The exercise | Every line below is to be quoted exactly, with nothing added or dropped.
===== Data rows =====
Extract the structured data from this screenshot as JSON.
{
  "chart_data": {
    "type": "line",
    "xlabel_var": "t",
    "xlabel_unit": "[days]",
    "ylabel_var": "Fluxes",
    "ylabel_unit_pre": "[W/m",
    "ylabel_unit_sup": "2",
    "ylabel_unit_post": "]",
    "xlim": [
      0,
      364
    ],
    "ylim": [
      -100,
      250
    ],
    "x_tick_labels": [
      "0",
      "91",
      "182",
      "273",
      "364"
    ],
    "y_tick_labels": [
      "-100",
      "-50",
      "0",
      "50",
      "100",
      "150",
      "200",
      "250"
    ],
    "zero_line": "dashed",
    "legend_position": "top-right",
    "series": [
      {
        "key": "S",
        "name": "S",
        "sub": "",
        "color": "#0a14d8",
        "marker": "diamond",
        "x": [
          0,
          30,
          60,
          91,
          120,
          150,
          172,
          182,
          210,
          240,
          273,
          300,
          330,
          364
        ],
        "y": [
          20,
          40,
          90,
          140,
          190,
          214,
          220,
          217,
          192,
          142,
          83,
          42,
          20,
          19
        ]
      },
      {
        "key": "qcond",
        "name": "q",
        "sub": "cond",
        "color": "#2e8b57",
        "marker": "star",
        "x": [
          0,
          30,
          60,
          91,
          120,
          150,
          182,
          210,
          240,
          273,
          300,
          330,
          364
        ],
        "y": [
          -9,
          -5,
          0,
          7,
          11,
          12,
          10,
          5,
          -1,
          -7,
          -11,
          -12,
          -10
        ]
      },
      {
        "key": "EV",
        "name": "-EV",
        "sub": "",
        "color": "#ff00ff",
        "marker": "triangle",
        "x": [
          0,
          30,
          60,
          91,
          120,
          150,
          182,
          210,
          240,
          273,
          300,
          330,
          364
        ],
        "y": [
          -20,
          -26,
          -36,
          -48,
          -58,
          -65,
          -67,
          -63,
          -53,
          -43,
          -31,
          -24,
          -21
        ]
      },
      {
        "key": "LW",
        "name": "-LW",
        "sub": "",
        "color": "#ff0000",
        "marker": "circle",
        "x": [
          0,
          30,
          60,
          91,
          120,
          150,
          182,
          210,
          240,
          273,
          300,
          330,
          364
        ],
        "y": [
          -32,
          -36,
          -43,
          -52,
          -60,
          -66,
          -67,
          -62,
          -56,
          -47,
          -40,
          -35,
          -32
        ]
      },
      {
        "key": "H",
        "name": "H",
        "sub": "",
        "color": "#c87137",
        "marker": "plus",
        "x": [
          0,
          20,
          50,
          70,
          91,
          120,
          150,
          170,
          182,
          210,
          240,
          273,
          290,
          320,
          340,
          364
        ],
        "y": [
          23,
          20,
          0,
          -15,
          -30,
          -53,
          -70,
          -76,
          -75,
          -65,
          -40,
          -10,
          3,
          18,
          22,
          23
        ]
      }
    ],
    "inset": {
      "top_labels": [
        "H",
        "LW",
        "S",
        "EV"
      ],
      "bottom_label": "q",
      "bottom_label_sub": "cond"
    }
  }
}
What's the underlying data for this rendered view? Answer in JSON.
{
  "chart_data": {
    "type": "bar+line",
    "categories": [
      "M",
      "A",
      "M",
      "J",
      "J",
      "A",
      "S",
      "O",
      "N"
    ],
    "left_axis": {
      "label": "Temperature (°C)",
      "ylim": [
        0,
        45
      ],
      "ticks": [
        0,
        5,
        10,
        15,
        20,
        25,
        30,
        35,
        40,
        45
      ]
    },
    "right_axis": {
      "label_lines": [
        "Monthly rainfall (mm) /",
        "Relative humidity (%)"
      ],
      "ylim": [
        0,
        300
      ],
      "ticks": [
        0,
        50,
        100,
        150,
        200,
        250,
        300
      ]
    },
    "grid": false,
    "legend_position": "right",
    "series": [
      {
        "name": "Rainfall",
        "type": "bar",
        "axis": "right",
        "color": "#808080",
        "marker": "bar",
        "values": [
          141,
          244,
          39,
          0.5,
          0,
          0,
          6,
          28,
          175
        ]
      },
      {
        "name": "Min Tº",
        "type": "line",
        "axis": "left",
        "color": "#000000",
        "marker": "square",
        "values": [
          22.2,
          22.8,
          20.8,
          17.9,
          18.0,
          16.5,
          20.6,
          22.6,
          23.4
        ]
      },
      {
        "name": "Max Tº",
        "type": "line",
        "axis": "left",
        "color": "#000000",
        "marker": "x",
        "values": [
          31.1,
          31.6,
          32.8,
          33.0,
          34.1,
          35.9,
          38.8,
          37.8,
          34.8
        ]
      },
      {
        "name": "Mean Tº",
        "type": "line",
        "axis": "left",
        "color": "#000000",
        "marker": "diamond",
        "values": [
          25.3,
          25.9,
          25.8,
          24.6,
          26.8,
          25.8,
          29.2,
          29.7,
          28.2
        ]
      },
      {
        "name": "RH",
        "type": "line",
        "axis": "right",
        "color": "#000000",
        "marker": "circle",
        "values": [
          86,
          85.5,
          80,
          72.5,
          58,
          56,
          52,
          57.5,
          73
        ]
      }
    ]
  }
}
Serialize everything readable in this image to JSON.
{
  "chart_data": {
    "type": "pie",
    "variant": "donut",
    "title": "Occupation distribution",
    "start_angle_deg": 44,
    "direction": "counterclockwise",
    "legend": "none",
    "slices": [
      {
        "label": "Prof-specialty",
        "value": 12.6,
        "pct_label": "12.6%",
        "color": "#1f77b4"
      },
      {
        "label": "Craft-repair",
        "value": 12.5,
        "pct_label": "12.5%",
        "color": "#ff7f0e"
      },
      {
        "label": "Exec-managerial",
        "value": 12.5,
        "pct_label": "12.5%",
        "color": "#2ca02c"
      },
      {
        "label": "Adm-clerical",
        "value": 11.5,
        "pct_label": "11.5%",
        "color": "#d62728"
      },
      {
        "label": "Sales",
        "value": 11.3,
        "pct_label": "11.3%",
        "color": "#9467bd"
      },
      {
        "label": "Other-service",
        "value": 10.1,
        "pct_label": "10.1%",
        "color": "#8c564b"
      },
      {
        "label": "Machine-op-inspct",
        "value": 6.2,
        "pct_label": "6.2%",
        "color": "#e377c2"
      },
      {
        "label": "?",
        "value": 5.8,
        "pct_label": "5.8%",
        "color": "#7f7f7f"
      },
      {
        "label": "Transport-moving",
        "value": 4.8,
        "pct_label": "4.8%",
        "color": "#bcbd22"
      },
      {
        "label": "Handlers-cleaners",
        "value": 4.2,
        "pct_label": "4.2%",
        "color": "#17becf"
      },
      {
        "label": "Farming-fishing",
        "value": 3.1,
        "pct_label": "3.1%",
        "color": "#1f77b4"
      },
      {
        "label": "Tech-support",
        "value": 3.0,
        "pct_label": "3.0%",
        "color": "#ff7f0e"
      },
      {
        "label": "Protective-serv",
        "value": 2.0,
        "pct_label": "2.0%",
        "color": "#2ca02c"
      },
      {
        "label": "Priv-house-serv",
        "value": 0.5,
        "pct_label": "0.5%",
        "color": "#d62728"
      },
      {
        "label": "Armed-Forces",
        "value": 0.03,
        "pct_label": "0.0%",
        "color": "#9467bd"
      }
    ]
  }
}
=====
Written response |
Extract the structured data from this screenshot as JSON.
{
  "chart_data": {
    "type": "line",
    "xlabel_var": "t",
    "xlabel_unit": "[days]",
    "ylabel_var": "Fluxes",
    "ylabel_unit_pre": "[W/m",
    "ylabel_unit_sup": "2",
    "ylabel_unit_post": "]",
    "xlim": [
      0,
      364
    ],
    "ylim": [
      -100,
      250
    ],
    "x_tick_labels": [
      "0",
      "91",
      "182",
      "273",
      "364"
    ],
    "y_tick_labels": [
      "-100",
      "-50",
      "0",
      "50",
      "100",
      "150",
      "200",
      "250"
    ],
    "zero_line": "dashed",
    "legend_position": "top-right",
    "series": [
      {
        "key": "S",
        "name": "S",
        "sub": "",
        "color": "#0a14d8",
        "marker": "diamond",
        "x": [
          0,
          30,
          60,
          91,
          120,
          150,
          172,
          182,
          210,
          240,
          273,
          300,
          330,
          364
        ],
        "y": [
          20,
          40,
          90,
          140,
          190,
          214,
          220,
          217,
          192,
          142,
          83,
          42,
          20,
          19
        ]
      },
      {
        "key": "qcond",
        "name": "q",
        "sub": "cond",
        "color": "#2e8b57",
        "marker": "star",
        "x": [
          0,
          30,
          60,
          91,
          120,
          150,
          182,
          210,
          240,
          273,
          300,
          330,
          364
        ],
        "y": [
          -9,
          -5,
          0,
          7,
          11,
          12,
          10,
          5,
          -1,
          -7,
          -11,
          -12,
          -10
        ]
      },
      {
        "key": "EV",
        "name": "-EV",
        "sub": "",
        "color": "#ff00ff",
        "marker": "triangle",
        "x": [
          0,
          30,
          60,
          91,
          120,
          150,
          182,
          210,
          240,
          273,
          300,
          330,
          364
        ],
        "y": [
          -20,
          -26,
          -36,
          -48,
          -58,
          -65,
          -67,
          -63,
          -53,
          -43,
          -31,
          -24,
          -21
        ]
      },
      {
        "key": "LW",
        "name": "-LW",
        "sub": "",
        "color": "#ff0000",
        "marker": "circle",
        "x": [
          0,
          30,
          60,
          91,
          120,
          150,
          182,
          210,
          240,
          273,
          300,
          330,
          364
        ],
        "y": [
          -32,
          -36,
          -43,
          -52,
          -60,
          -66,
          -67,
          -62,
          -56,
          -47,
          -40,
          -35,
          -32
        ]
      },
      {
        "key": "H",
        "name": "H",
        "sub": "",
        "color": "#c87137",
        "marker": "plus",
        "x": [
          0,
          20,
          50,
          70,
          91,
          120,
          150,
          170,
          182,
          210,
          240,
          273,
          290,
          320,
          340,
          364
        ],
        "y": [
          23,
          20,
          0,
          -15,
          -30,
          -53,
          -70,
          -76,
          -75,
          -65,
          -40,
          -10,
          3,
          18,
          22,
          23
        ]
      }
    ],
    "inset": {
      "top_labels": [
        "H",
        "LW",
        "S",
        "EV"
      ],
      "bottom_label": "q",
      "bottom_label_sub": "cond"
    }
  }
}
What's the underlying data for this rendered view? Answer in JSON.
{
  "chart_data": {
    "type": "bar+line",
    "categories": [
      "M",
      "A",
      "M",
      "J",
      "J",
      "A",
      "S",
      "O",
      "N"
    ],
    "left_axis": {
      "label": "Temperature (°C)",
      "ylim": [
        0,
        45
      ],
      "ticks": [
        0,
        5,
        10,
        15,
        20,
        25,
        30,
        35,
        40,
        45
      ]
    },
    "right_axis": {
      "label_lines": [
        "Monthly rainfall (mm) /",
        "Relative humidity (%)"
      ],
      "ylim": [
        0,
        300
      ],
      "ticks": [
        0,
        50,
        100,
        150,
        200,
        250,
        300
      ]
    },
    "grid": false,
    "legend_position": "right",
    "series": [
      {
        "name": "Rainfall",
        "type": "bar",
        "axis": "right",
        "color": "#808080",
        "marker": "bar",
        "values": [
          141,
          244,
          39,
          0.5,
          0,
          0,
          6,
          28,
          175
        ]
      },
      {
        "name": "Min Tº",
        "type": "line",
        "axis": "left",
        "color": "#000000",
        "marker": "square",
        "values": [
          22.2,
          22.8,
          20.8,
          17.9,
          18.0,
          16.5,
          20.6,
          22.6,
          23.4
        ]
      },
      {
        "name": "Max Tº",
        "type": "line",
        "axis": "left",
        "color": "#000000",
        "marker": "x",
        "values": [
          31.1,
          31.6,
          32.8,
          33.0,
          34.1,
          35.9,
          38.8,
          37.8,
          34.8
        ]
      },
      {
        "name": "Mean Tº",
        "type": "line",
        "axis": "left",
        "color": "#000000",
        "marker": "diamond",
        "values": [
          25.3,
          25.9,
          25.8,
          24.6,
          26.8,
          25.8,
          29.2,
          29.7,
          28.2
        ]
      },
      {
        "name": "RH",
        "type": "line",
        "axis": "right",
        "color": "#000000",
        "marker": "circle",
        "values": [
          86,
          85.5,
          80,
          72.5,
          58,
          56,
          52,
          57.5,
          73
        ]
      }
    ]
  }
}
Serialize everything readable in this image to JSON.
{
  "chart_data": {
    "type": "pie",
    "variant": "donut",
    "title": "Occupation distribution",
    "start_angle_deg": 44,
    "direction": "counterclockwise",
    "legend": "none",
    "slices": [
      {
        "label": "Prof-specialty",
        "value": 12.6,
        "pct_label": "12.6%",
        "color": "#1f77b4"
      },
      {
        "label": "Craft-repair",
        "value": 12.5,
        "pct_label": "12.5%",
        "color": "#ff7f0e"
      },
      {
        "label": "Exec-managerial",
        "value": 12.5,
        "pct_label": "12.5%",
        "color": "#2ca02c"
      },
      {
        "label": "Adm-clerical",
        "value": 11.5,
        "pct_label": "11.5%",
        "color": "#d62728"
      },
      {
        "label": "Sales",
        "value": 11.3,
        "pct_label": "11.3%",
        "color": "#9467bd"
      },
      {
        "label": "Other-service",
        "value": 10.1,
        "pct_label": "10.1%",
        "color": "#8c564b"
      },
      {
        "label": "Machine-op-inspct",
        "value": 6.2,
        "pct_label": "6.2%",
        "color": "#e377c2"
      },
      {
        "label": "?",
        "value": 5.8,
        "pct_label": "5.8%",
        "color": "#7f7f7f"
      },
      {
        "label": "Transport-moving",
        "value": 4.8,
        "pct_label": "4.8%",
        "color": "#bcbd22"
      },
      {
        "label": "Handlers-cleaners",
        "value": 4.2,
        "pct_label": "4.2%",
        "color": "#17becf"
      },
      {
        "label": "Farming-fishing",
        "value": 3.1,
        "pct_label": "3.1%",
        "color": "#1f77b4"
      },
      {
        "label": "Tech-support",
        "value": 3.0,
        "pct_label": "3.0%",
        "color": "#ff7f0e"
      },
      {
        "label": "Protective-serv",
        "value": 2.0,
        "pct_label": "2.0%",
        "color": "#2ca02c"
      },
      {
        "label": "Priv-house-serv",
        "value": 0.5,
        "pct_label": "0.5%",
        "color": "#d62728"
      },
      {
        "label": "Armed-Forces",
        "value": 0.03,
        "pct_label": "0.0%",
        "color": "#9467bd"
      }
    ]
  }
}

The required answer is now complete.